Write out the data below exactly as given, without any of its pictures.
▶
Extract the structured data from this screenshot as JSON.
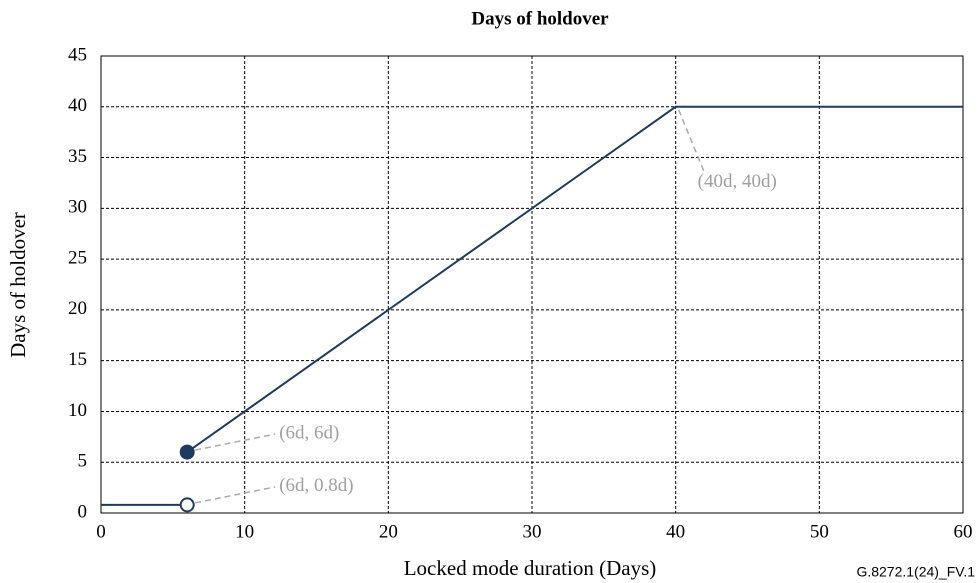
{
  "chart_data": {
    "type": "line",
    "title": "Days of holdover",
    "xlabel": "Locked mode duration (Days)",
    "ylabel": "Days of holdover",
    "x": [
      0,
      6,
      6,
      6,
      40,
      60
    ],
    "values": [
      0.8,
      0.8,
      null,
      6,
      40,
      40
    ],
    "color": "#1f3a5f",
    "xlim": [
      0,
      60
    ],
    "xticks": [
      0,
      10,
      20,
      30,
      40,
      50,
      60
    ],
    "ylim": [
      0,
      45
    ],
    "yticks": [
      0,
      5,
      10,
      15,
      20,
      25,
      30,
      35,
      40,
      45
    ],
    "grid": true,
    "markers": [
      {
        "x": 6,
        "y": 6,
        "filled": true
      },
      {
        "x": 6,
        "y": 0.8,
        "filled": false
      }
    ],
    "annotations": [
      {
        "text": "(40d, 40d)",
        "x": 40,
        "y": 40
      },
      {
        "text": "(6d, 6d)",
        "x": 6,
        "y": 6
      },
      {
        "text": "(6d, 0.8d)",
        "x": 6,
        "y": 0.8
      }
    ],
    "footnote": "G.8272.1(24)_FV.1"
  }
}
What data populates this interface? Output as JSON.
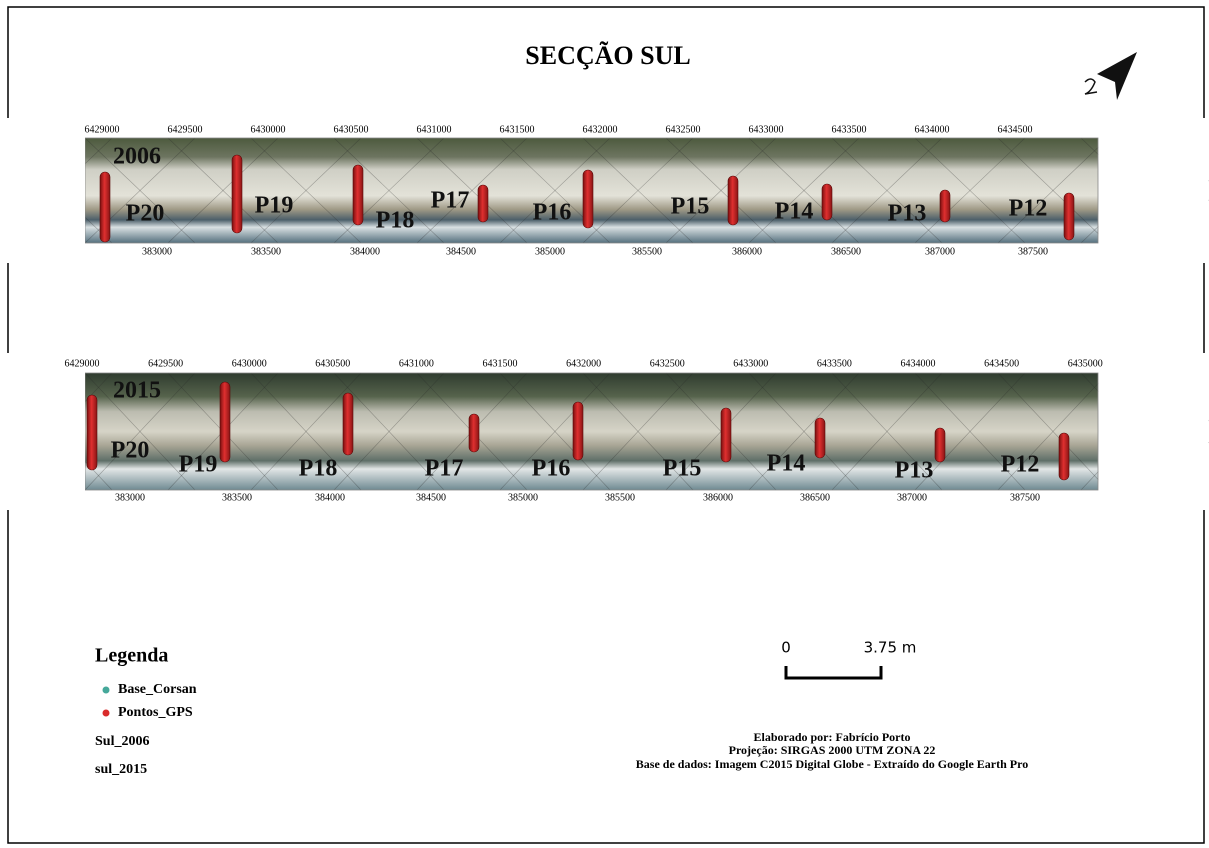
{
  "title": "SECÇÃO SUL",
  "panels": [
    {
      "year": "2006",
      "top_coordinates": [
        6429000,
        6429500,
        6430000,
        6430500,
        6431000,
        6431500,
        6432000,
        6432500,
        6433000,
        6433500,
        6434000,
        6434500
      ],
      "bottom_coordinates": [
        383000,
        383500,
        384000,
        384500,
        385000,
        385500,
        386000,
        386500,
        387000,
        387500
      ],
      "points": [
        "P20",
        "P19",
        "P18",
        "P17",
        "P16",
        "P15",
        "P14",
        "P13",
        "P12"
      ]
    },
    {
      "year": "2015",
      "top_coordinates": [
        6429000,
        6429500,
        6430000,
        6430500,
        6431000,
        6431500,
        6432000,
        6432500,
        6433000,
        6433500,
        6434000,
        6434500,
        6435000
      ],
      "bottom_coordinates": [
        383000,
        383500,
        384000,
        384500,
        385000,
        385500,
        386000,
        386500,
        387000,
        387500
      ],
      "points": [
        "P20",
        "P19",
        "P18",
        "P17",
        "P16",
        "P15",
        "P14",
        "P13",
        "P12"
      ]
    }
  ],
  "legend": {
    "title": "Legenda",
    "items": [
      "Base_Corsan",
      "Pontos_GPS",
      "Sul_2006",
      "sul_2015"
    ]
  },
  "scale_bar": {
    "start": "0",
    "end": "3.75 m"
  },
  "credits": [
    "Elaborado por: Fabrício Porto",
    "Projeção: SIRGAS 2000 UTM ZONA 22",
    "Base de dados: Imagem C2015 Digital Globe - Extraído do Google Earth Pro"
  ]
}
◀
▶ **OUTPUT FOR THIS EXERCISE**:
Extract the structured data from this screenshot as JSON.
{
  "chart_data": {
    "type": "line",
    "title": "Days of holdover",
    "xlabel": "Locked mode duration (Days)",
    "ylabel": "Days of holdover",
    "x": [
      0,
      6,
      6,
      6,
      40,
      60
    ],
    "values": [
      0.8,
      0.8,
      null,
      6,
      40,
      40
    ],
    "color": "#1f3a5f",
    "xlim": [
      0,
      60
    ],
    "xticks": [
      0,
      10,
      20,
      30,
      40,
      50,
      60
    ],
    "ylim": [
      0,
      45
    ],
    "yticks": [
      0,
      5,
      10,
      15,
      20,
      25,
      30,
      35,
      40,
      45
    ],
    "grid": true,
    "markers": [
      {
        "x": 6,
        "y": 6,
        "filled": true
      },
      {
        "x": 6,
        "y": 0.8,
        "filled": false
      }
    ],
    "annotations": [
      {
        "text": "(40d, 40d)",
        "x": 40,
        "y": 40
      },
      {
        "text": "(6d, 6d)",
        "x": 6,
        "y": 6
      },
      {
        "text": "(6d, 0.8d)",
        "x": 6,
        "y": 0.8
      }
    ],
    "footnote": "G.8272.1(24)_FV.1"
  }
}
What data populates this interface? Output as JSON.
{
  "title": "SECÇÃO SUL",
  "panels": [
    {
      "year": "2006",
      "top_coordinates": [
        6429000,
        6429500,
        6430000,
        6430500,
        6431000,
        6431500,
        6432000,
        6432500,
        6433000,
        6433500,
        6434000,
        6434500
      ],
      "bottom_coordinates": [
        383000,
        383500,
        384000,
        384500,
        385000,
        385500,
        386000,
        386500,
        387000,
        387500
      ],
      "points": [
        "P20",
        "P19",
        "P18",
        "P17",
        "P16",
        "P15",
        "P14",
        "P13",
        "P12"
      ]
    },
    {
      "year": "2015",
      "top_coordinates": [
        6429000,
        6429500,
        6430000,
        6430500,
        6431000,
        6431500,
        6432000,
        6432500,
        6433000,
        6433500,
        6434000,
        6434500,
        6435000
      ],
      "bottom_coordinates": [
        383000,
        383500,
        384000,
        384500,
        385000,
        385500,
        386000,
        386500,
        387000,
        387500
      ],
      "points": [
        "P20",
        "P19",
        "P18",
        "P17",
        "P16",
        "P15",
        "P14",
        "P13",
        "P12"
      ]
    }
  ],
  "legend": {
    "title": "Legenda",
    "items": [
      "Base_Corsan",
      "Pontos_GPS",
      "Sul_2006",
      "sul_2015"
    ]
  },
  "scale_bar": {
    "start": "0",
    "end": "3.75 m"
  },
  "credits": [
    "Elaborado por: Fabrício Porto",
    "Projeção: SIRGAS 2000 UTM ZONA 22",
    "Base de dados: Imagem C2015 Digital Globe - Extraído do Google Earth Pro"
  ]
}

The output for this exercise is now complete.